> [EXCERPTED RECORDS]

-------------------------

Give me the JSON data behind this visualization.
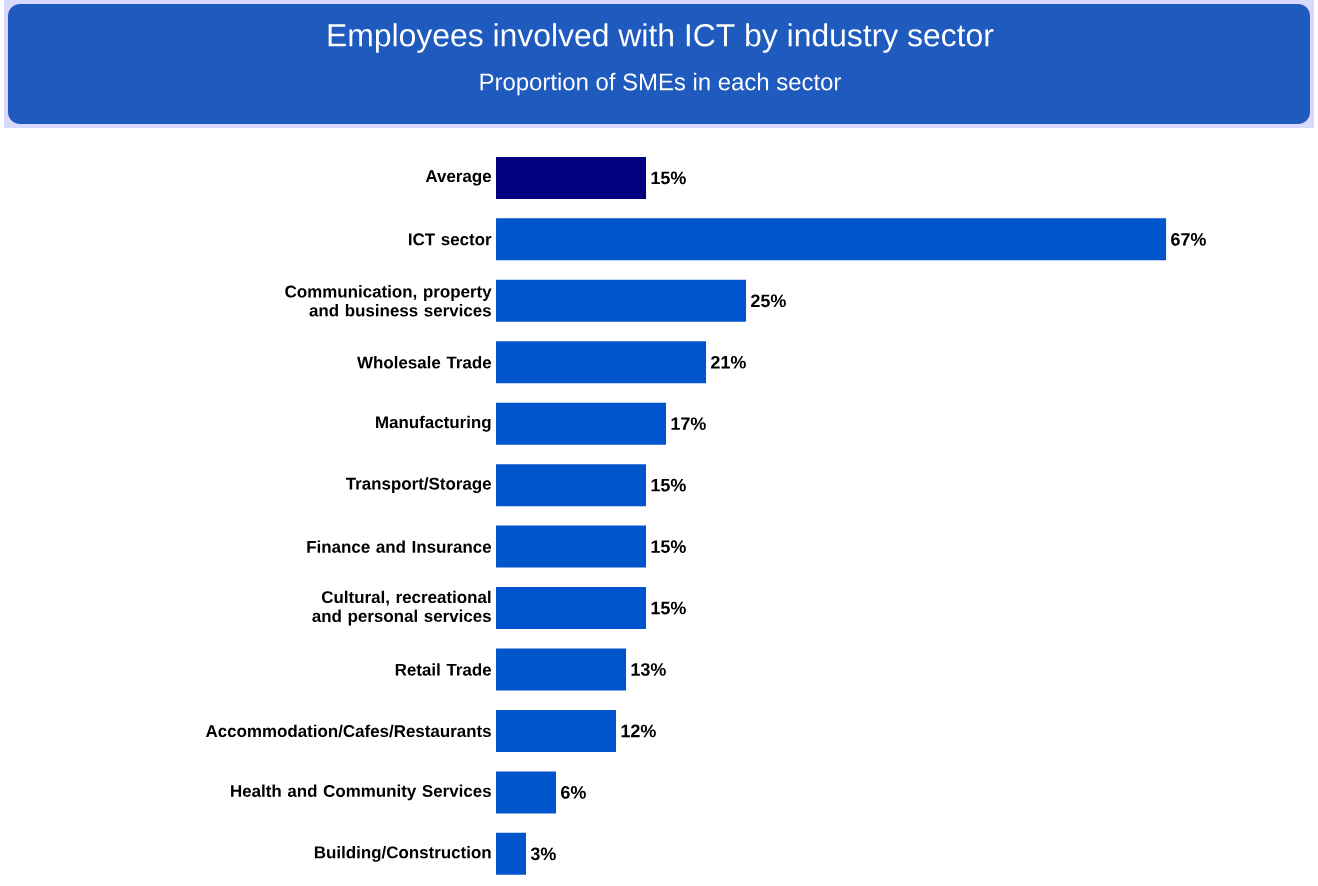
{
  "chart_data": {
    "type": "bar",
    "orientation": "horizontal",
    "title": "Employees involved with ICT by industry sector",
    "subtitle": "Proportion of SMEs in each sector",
    "categories": [
      "Average",
      "ICT sector",
      "Communication, property and business services",
      "Wholesale Trade",
      "Manufacturing",
      "Transport/Storage",
      "Finance and Insurance",
      "Cultural, recreational and personal services",
      "Retail Trade",
      "Accommodation/Cafes/Restaurants",
      "Health and Community Services",
      "Building/Construction"
    ],
    "values": [
      15,
      67,
      25,
      21,
      17,
      15,
      15,
      15,
      13,
      12,
      6,
      3
    ],
    "value_labels": [
      "15%",
      "67%",
      "25%",
      "21%",
      "17%",
      "15%",
      "15%",
      "15%",
      "13%",
      "12%",
      "6%",
      "3%"
    ],
    "colors": [
      "#000080",
      "#0055cc",
      "#0055cc",
      "#0055cc",
      "#0055cc",
      "#0055cc",
      "#0055cc",
      "#0055cc",
      "#0055cc",
      "#0055cc",
      "#0055cc",
      "#0055cc"
    ]
  }
}
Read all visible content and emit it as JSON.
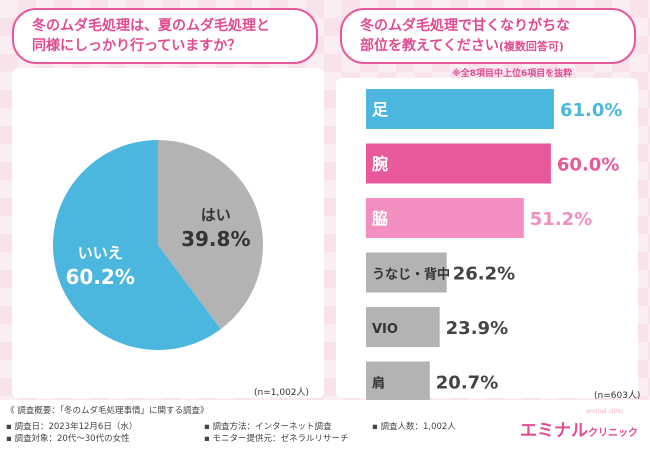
{
  "left": {
    "question_line1": "冬のムダ毛処理は、夏のムダ毛処理と",
    "question_line2": "同様にしっかり行っていますか？",
    "n_label": "(n=1,002人)"
  },
  "right": {
    "question_line1": "冬のムダ毛処理で甘くなりがちな",
    "question_line2": "部位を教えてください",
    "question_sub": "(複数回答可)",
    "note": "※全8項目中上位6項目を抜粋",
    "n_label": "(n=603人)"
  },
  "chart_data": [
    {
      "type": "pie",
      "title": "冬のムダ毛処理は、夏のムダ毛処理と同様にしっかり行っていますか？",
      "categories": [
        "はい",
        "いいえ"
      ],
      "values": [
        39.8,
        60.2
      ],
      "value_labels": [
        "39.8%",
        "60.2%"
      ],
      "colors": [
        "#b3b3b3",
        "#4cb7de"
      ]
    },
    {
      "type": "bar",
      "orientation": "horizontal",
      "title": "冬のムダ毛処理で甘くなりがちな部位を教えてください(複数回答可)",
      "categories": [
        "足",
        "腕",
        "脇",
        "うなじ・背中",
        "VIO",
        "肩"
      ],
      "values": [
        61.0,
        60.0,
        51.2,
        26.2,
        23.9,
        20.7
      ],
      "value_labels": [
        "61.0%",
        "60.0%",
        "51.2%",
        "26.2%",
        "23.9%",
        "20.7%"
      ],
      "colors": [
        "#4cb7de",
        "#e8599b",
        "#f28ec0",
        "#b3b3b3",
        "#b3b3b3",
        "#b3b3b3"
      ],
      "label_colors": [
        "#4cb7de",
        "#e8599b",
        "#f28ec0",
        "#444444",
        "#444444",
        "#444444"
      ],
      "xlim": [
        0,
        70
      ]
    }
  ],
  "footer": {
    "overview": "《 調査概要：「冬のムダ毛処理事情」に関する調査》",
    "date": "▪ 調査日：2023年12月6日（水）",
    "method": "▪ 調査方法：インターネット調査",
    "count": "▪ 調査人数：1,002人",
    "target": "▪ 調査対象：20代〜30代の女性",
    "provider": "▪ モニター提供元：ゼネラルリサーチ"
  },
  "brand": {
    "name": "エミナル",
    "suffix": "クリニック",
    "tagline": "eminal clinic"
  }
}
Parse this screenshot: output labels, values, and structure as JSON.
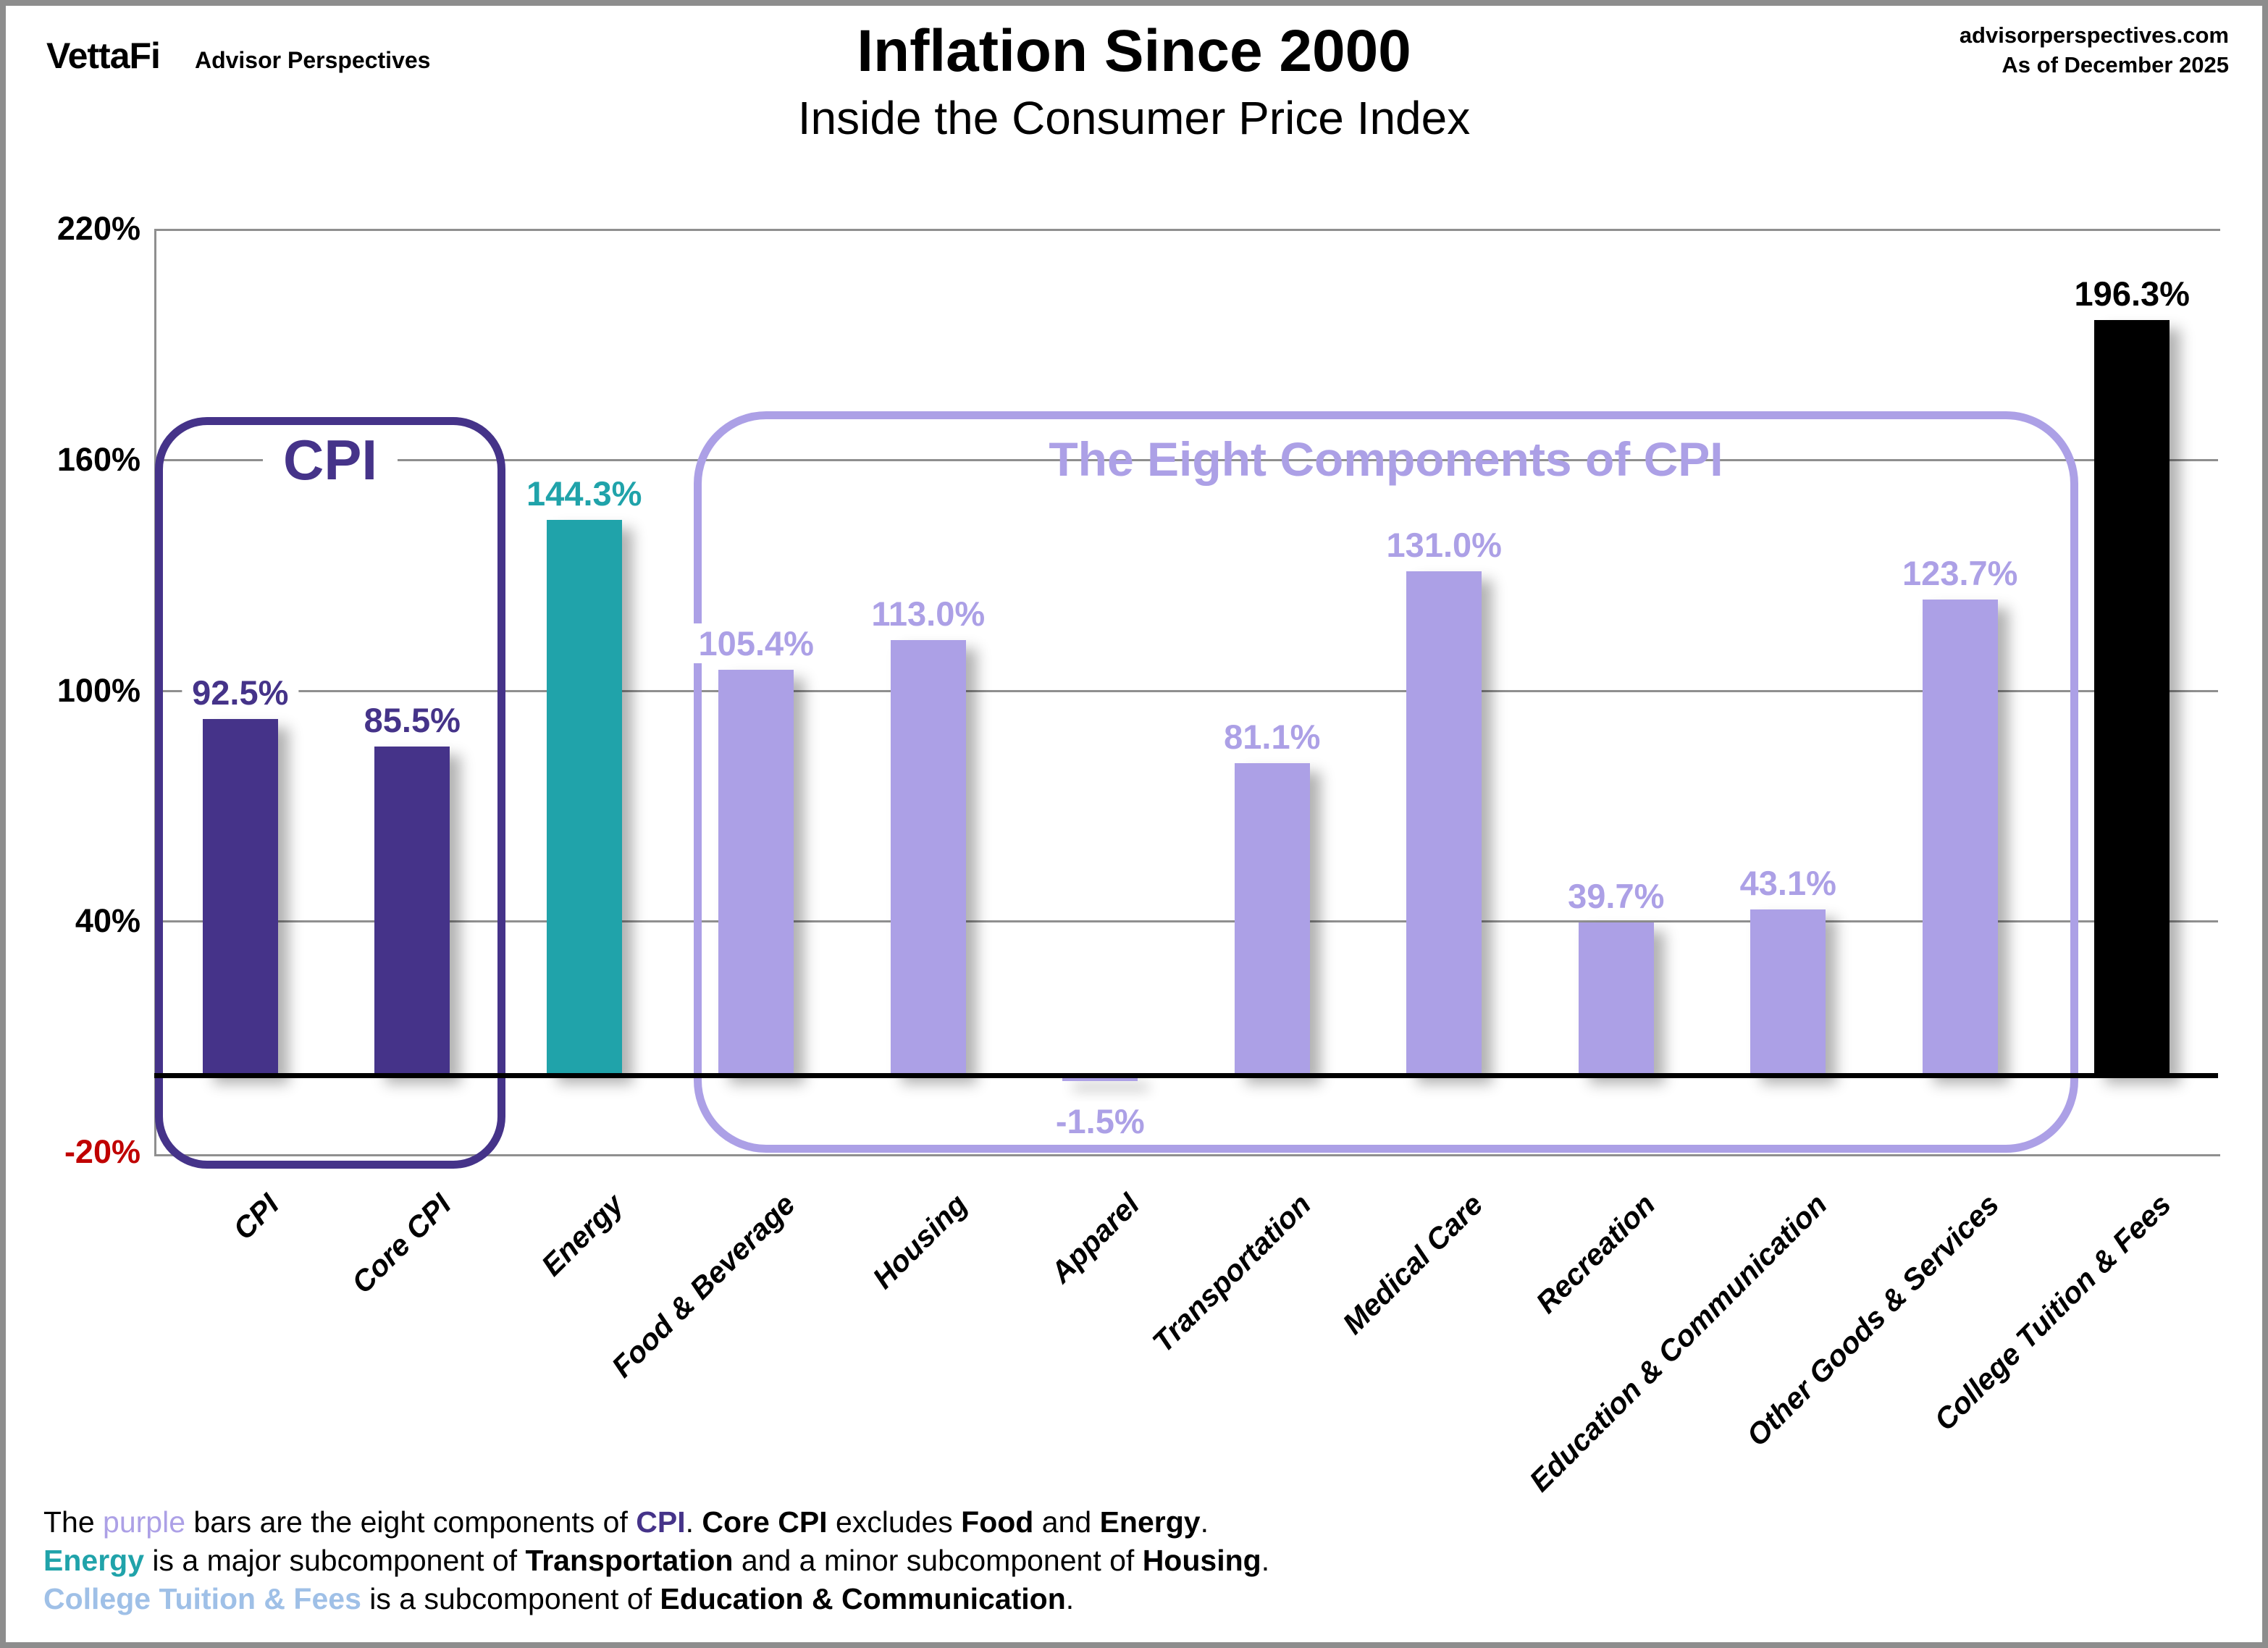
{
  "header": {
    "logo": "VettaFi",
    "logo_suffix": "Advisor Perspectives",
    "title": "Inflation Since 2000",
    "subtitle": "Inside the Consumer Price Index",
    "source": "advisorperspectives.com",
    "as_of": "As of December 2025"
  },
  "chart_data": {
    "type": "bar",
    "title": "Inflation Since 2000",
    "subtitle": "Inside the Consumer Price Index",
    "xlabel": "",
    "ylabel": "",
    "ylim": [
      -20,
      220
    ],
    "grid": true,
    "gridline_values": [
      160,
      100,
      40
    ],
    "yticks": [
      {
        "label": "220%",
        "value": 220,
        "color": "#000000"
      },
      {
        "label": "160%",
        "value": 160,
        "color": "#000000"
      },
      {
        "label": "100%",
        "value": 100,
        "color": "#000000"
      },
      {
        "label": "40%",
        "value": 40,
        "color": "#000000"
      },
      {
        "label": "-20%",
        "value": -20,
        "color": "#C00000"
      }
    ],
    "categories": [
      "CPI",
      "Core CPI",
      "Energy",
      "Food & Beverage",
      "Housing",
      "Apparel",
      "Transportation",
      "Medical Care",
      "Recreation",
      "Education & Communication",
      "Other Goods & Services",
      "College Tuition & Fees"
    ],
    "series": [
      {
        "name": "Inflation since 2000",
        "values": [
          92.5,
          85.5,
          144.3,
          105.4,
          113.0,
          -1.5,
          81.1,
          131.0,
          39.7,
          43.1,
          123.7,
          196.3
        ]
      }
    ],
    "value_labels": [
      "92.5%",
      "85.5%",
      "144.3%",
      "105.4%",
      "113.0%",
      "-1.5%",
      "81.1%",
      "131.0%",
      "39.7%",
      "43.1%",
      "123.7%",
      "196.3%"
    ],
    "bar_groups": [
      "cpi",
      "cpi",
      "energy",
      "component",
      "component",
      "component",
      "component",
      "component",
      "component",
      "component",
      "component",
      "tuition"
    ],
    "group_colors": {
      "cpi": "#453389",
      "energy": "#20A3AA",
      "component": "#ACA0E6",
      "tuition": "#000000"
    },
    "annotations": {
      "cpi_box_label": "CPI",
      "components_box_label": "The Eight Components of CPI"
    }
  },
  "footer": {
    "lines": [
      [
        {
          "t": "The ",
          "s": "n"
        },
        {
          "t": "purple",
          "s": "purple"
        },
        {
          "t": " bars are the eight components of ",
          "s": "n"
        },
        {
          "t": "CPI",
          "s": "cpi"
        },
        {
          "t": ". ",
          "s": "n"
        },
        {
          "t": "Core CPI",
          "s": "b"
        },
        {
          "t": " excludes ",
          "s": "n"
        },
        {
          "t": "Food",
          "s": "b"
        },
        {
          "t": " and ",
          "s": "n"
        },
        {
          "t": "Energy",
          "s": "b"
        },
        {
          "t": ".",
          "s": "n"
        }
      ],
      [
        {
          "t": "Energy",
          "s": "teal"
        },
        {
          "t": " is a major subcomponent of ",
          "s": "n"
        },
        {
          "t": "Transportation",
          "s": "b"
        },
        {
          "t": " and a minor subcomponent of ",
          "s": "n"
        },
        {
          "t": "Housing",
          "s": "b"
        },
        {
          "t": ".",
          "s": "n"
        }
      ],
      [
        {
          "t": "College Tuition & Fees",
          "s": "blue"
        },
        {
          "t": " is a subcomponent of ",
          "s": "n"
        },
        {
          "t": "Education & Communication",
          "s": "b"
        },
        {
          "t": ".",
          "s": "n"
        }
      ]
    ]
  },
  "colors": {
    "dark_purple": "#453389",
    "light_purple": "#ACA0E6",
    "teal": "#20A3AA",
    "light_blue": "#9FC0E7",
    "red": "#C00000",
    "gridline_gray": "#8f8f8f",
    "black": "#000000"
  }
}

-------------------------

> [WHAT IS ASKED]
Pick out lines containing the word "複数回答可", each one as written.

> [RESULT FOR THIS TASK]
    "question_sub": "(複数回答可)",
      "title": "冬のムダ毛処理で甘くなりがちな部位を教えてください(複数回答可)",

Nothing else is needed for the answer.